» Text section:
——————

Despite these structural advantages, German unions have trouble retaining union membership because of the system's serious "free rider" problem. The German system is also facing pressures for change: rising unemployment (from one-seventh of U.S. levels in 1973 to parity with the U.S. by the mid-1980s), as well as joblessness of exceptionally long duration, a growing contingent, part-time work force, and the opening of German production facilities in other countries, such as the proposed BMW and Mercedes plants in South Carolina.
The Canadian experience is more relevant. The labor laws in the Canadian provinces and at the federal sector are markedly more pro-union than our own. Several of the provinces allow unions to obtain bargaining rights on the basis of authorization cards in lieu of contested elections; they also impose arbitration in first-contract situations where the parties cannot reach agreement on their own, and prohibit the hiring of permanent replacements during strikes.
The unionization figures in Canada are twice as high as our own, and despite a decline in the 1970s, appear in recent years to have leveled off or slightly increased. However, Leo Troy, a Rutgers labor economist, argues that the Canadian statistics are misleading because they merge private and public sector employees and include "Crown Companies" that operate largely as government monopolies. His numbers show a decline in private sector union density of 25 percent from 1975 to 1985, once the public sector and Crown Company components are subtracted. In his view, the trend lines for Canadian private sector unions are the same as our own but lag behind ours because Canada shifted to a service economy later than we did. The free trade agreement also will narrow labor-cost differences between the two countries. Canada, too, faces serious economic difficulties, including a dwindling manufacturing base and double-digit unemployment.
WHAT SHOULD BE DONE?
Option 1: Do Nothing. There is a strong case that workers deserve representation. However, the case cannot be persuasively based on unions as agents for a redistribution of wealth from capital to labor. Tax and spending measures are better suited for this purpose than collective bargaining. Whatever force collective bargaining once may have had as a redistributive strategy, unions will have difficulty pursuing traditional wage premium and job control policies in a world of competitive product markets.

——————

» Exercise tasks:
(A) In the entries, from the first line down through the line containing "bar <box>172 143 176 427</box>", swap "x-tick-label" for "x-axis-tick" and leave everything else as it is.
(B) Carry on the passage about labor unions from the point where it ends.
The passage and the entries that follow it come from separate sources.

——————

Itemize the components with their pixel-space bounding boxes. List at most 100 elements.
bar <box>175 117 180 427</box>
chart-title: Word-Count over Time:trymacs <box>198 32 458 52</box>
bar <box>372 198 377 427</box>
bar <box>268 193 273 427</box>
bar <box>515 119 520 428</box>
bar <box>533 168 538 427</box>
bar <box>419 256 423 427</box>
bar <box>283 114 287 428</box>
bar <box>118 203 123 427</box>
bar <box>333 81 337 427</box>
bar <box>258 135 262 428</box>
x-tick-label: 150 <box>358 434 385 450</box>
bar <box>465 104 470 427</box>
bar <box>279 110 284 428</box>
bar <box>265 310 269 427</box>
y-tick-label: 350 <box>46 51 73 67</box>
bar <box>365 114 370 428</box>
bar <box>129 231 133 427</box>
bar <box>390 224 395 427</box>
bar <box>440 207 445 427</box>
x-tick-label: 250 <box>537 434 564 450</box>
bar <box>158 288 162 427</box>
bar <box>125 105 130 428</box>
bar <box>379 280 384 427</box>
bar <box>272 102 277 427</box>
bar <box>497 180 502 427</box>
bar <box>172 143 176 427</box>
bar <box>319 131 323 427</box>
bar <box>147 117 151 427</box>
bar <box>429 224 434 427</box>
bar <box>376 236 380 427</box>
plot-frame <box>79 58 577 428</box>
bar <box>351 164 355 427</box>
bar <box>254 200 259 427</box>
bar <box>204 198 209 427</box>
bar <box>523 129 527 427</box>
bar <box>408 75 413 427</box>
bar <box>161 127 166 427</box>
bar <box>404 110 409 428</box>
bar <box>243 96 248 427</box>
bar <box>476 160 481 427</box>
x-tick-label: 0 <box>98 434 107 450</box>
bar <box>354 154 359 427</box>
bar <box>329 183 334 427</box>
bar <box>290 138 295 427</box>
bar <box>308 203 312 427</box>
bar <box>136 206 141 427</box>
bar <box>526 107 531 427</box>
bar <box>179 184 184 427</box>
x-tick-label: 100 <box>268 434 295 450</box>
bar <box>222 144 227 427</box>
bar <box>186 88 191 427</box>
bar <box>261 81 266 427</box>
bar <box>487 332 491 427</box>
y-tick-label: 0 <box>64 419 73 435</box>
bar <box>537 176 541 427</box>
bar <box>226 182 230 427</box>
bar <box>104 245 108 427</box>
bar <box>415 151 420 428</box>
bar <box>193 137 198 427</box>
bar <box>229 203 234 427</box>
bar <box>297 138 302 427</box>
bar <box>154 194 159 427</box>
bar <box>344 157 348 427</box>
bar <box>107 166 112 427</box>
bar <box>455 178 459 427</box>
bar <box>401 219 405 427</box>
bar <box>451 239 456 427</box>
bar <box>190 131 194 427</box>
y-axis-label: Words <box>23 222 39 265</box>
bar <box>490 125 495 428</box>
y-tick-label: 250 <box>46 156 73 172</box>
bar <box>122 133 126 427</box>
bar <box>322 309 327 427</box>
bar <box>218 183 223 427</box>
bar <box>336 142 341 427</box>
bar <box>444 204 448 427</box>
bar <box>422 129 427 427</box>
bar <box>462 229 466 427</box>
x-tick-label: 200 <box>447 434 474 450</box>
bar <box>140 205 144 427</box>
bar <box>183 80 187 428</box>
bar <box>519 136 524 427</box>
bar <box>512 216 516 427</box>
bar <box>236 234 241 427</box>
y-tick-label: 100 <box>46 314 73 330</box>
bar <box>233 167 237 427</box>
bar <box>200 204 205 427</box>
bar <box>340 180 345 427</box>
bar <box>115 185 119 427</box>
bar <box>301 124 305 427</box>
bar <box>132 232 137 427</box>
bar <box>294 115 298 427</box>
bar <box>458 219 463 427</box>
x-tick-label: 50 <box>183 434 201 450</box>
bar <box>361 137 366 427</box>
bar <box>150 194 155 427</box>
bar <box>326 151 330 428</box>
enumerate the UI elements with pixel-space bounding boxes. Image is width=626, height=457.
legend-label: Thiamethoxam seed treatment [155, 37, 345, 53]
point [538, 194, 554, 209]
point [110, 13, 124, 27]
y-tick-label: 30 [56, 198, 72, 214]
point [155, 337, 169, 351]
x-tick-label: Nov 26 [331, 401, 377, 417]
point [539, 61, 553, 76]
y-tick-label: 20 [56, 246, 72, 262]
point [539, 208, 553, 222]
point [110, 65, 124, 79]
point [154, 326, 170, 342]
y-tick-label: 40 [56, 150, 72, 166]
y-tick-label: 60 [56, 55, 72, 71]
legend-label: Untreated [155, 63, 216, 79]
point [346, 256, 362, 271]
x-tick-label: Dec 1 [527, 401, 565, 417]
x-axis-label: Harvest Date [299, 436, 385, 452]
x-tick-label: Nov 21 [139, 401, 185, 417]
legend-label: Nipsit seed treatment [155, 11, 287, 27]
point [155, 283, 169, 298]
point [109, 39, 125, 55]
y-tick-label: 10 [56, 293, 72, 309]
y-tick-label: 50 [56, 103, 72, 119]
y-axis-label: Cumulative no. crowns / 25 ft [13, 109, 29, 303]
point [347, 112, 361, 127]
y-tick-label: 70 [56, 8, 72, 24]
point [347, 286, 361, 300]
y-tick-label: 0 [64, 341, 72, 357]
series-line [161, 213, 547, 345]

——————

» Answers for this exercise:
(A)
Itemize the components with their pixel-space bounding boxes. List at most 100 elements.
bar <box>175 117 180 427</box>
chart-title: Word-Count over Time:trymacs <box>198 32 458 52</box>
bar <box>372 198 377 427</box>
bar <box>268 193 273 427</box>
bar <box>515 119 520 428</box>
bar <box>533 168 538 427</box>
bar <box>419 256 423 427</box>
bar <box>283 114 287 428</box>
bar <box>118 203 123 427</box>
bar <box>333 81 337 427</box>
bar <box>258 135 262 428</box>
x-axis-tick: 150 <box>358 434 385 450</box>
bar <box>465 104 470 427</box>
bar <box>279 110 284 428</box>
bar <box>265 310 269 427</box>
y-tick-label: 350 <box>46 51 73 67</box>
bar <box>365 114 370 428</box>
bar <box>129 231 133 427</box>
bar <box>390 224 395 427</box>
bar <box>440 207 445 427</box>
x-axis-tick: 250 <box>537 434 564 450</box>
bar <box>158 288 162 427</box>
bar <box>125 105 130 428</box>
bar <box>379 280 384 427</box>
bar <box>272 102 277 427</box>
bar <box>497 180 502 427</box>
bar <box>172 143 176 427</box>

(B)
It is, rather, the "voice" benefits of workplace representation that argue for reform. To use Albert Hirschman's influential terminology, workers have a need for "voice" because of a limited ability to "exit," as they are rooted in their communities and tied to the firm by training and benefits policies that discourage mobility. Voice is important not only because of the contribution it makes to the dignity and autonomy of the individual worker. Voice mechanisms in the workplace also promote efficient contracts between workers and firms. A meaningful grievance procedure is a "collective good" that individuals are unlikely to secure. In addition, many productivity-enhancing improvements in the workplace are difficult to put in place without a mechanism for representing employees and eliciting their cooperation and trust.
There may also be a direct relationship between the decline of workplace representation and the rise in demand for social legislation. In some cases, as suggested by the debate over workplace-based health insurance, appropriate legislation may be preferable to reliance on the outcomes of decentralized collective bargaining or unilateral employer policies. However, the demand for legislation can also take the form of an ever-growing list of "mandates" that may poorly reflect employee preferences, deter needed job growth, and divert resources to the litigation system. Unions or other institutions for employee voice, when they effectively communicate employee preferences, provide an important alternative to legislation and litigation.
The Wagner Act framework was intended to recognize these benefits of collective representation, but it no longer serves most workers. If we do nothing, unions will keep losing ground, as instruments of voice as well as of redistribution. In the absence of reform, we will be poorer as a society.
Option 2: Allow Collaborative Representation. The National Labor Relations Act prohibits company-dominated or supported "labor organizations." There's a strong case that this should be significantly relaxed. Although the original impetus for this provision was to prevent employers from installing sham unions, the term "labor organization" was broadly defined to include any organization, however informal, in which employees participate for the purpose of "dealing with" their employer.
This prohibition has not spurred union growth and has had largely negative effects. Worker self-determination is hardly advanced by confining the range of options to the limited choice of independent unions or unilateral employer decision making. Moreover, nonunion employers are barred from promoting greater employee participation in workplace decisions.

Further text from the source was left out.